• _Exercise prompt_:
Copy all lines below containing "brašny".

• _Records for this exercise_:
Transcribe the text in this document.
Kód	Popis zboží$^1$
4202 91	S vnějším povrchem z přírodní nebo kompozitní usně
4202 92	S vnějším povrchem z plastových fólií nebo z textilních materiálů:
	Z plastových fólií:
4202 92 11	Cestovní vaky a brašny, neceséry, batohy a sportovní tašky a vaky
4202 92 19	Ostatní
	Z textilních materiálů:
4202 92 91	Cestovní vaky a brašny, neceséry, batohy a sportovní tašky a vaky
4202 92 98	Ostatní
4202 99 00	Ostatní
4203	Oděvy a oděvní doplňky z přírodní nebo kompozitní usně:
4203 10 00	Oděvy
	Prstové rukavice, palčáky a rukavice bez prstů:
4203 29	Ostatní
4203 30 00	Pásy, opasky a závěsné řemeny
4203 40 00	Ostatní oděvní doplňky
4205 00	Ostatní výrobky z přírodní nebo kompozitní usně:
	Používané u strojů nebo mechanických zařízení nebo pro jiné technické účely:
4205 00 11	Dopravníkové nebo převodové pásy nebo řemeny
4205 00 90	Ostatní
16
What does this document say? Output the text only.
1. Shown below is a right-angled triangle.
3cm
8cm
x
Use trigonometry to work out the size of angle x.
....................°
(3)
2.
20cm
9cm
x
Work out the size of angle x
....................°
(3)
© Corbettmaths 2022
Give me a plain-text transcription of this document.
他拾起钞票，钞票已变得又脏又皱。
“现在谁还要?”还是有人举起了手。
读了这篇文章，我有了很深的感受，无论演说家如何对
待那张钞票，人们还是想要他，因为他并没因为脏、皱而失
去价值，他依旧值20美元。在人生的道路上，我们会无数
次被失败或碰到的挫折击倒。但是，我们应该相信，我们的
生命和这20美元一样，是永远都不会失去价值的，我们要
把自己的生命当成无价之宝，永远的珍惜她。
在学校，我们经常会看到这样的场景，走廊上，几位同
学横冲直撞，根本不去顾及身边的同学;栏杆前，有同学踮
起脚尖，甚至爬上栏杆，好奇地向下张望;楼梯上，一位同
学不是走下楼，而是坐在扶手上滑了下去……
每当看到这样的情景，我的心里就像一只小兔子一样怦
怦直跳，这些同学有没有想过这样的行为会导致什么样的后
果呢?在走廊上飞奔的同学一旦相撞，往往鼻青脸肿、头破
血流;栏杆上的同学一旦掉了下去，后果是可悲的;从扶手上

• _Solution_:
4202 92 11	Cestovní vaky a brašny, neceséry, batohy a sportovní tašky a vaky
4202 92 91	Cestovní vaky a brašny, neceséry, batohy a sportovní tašky a vaky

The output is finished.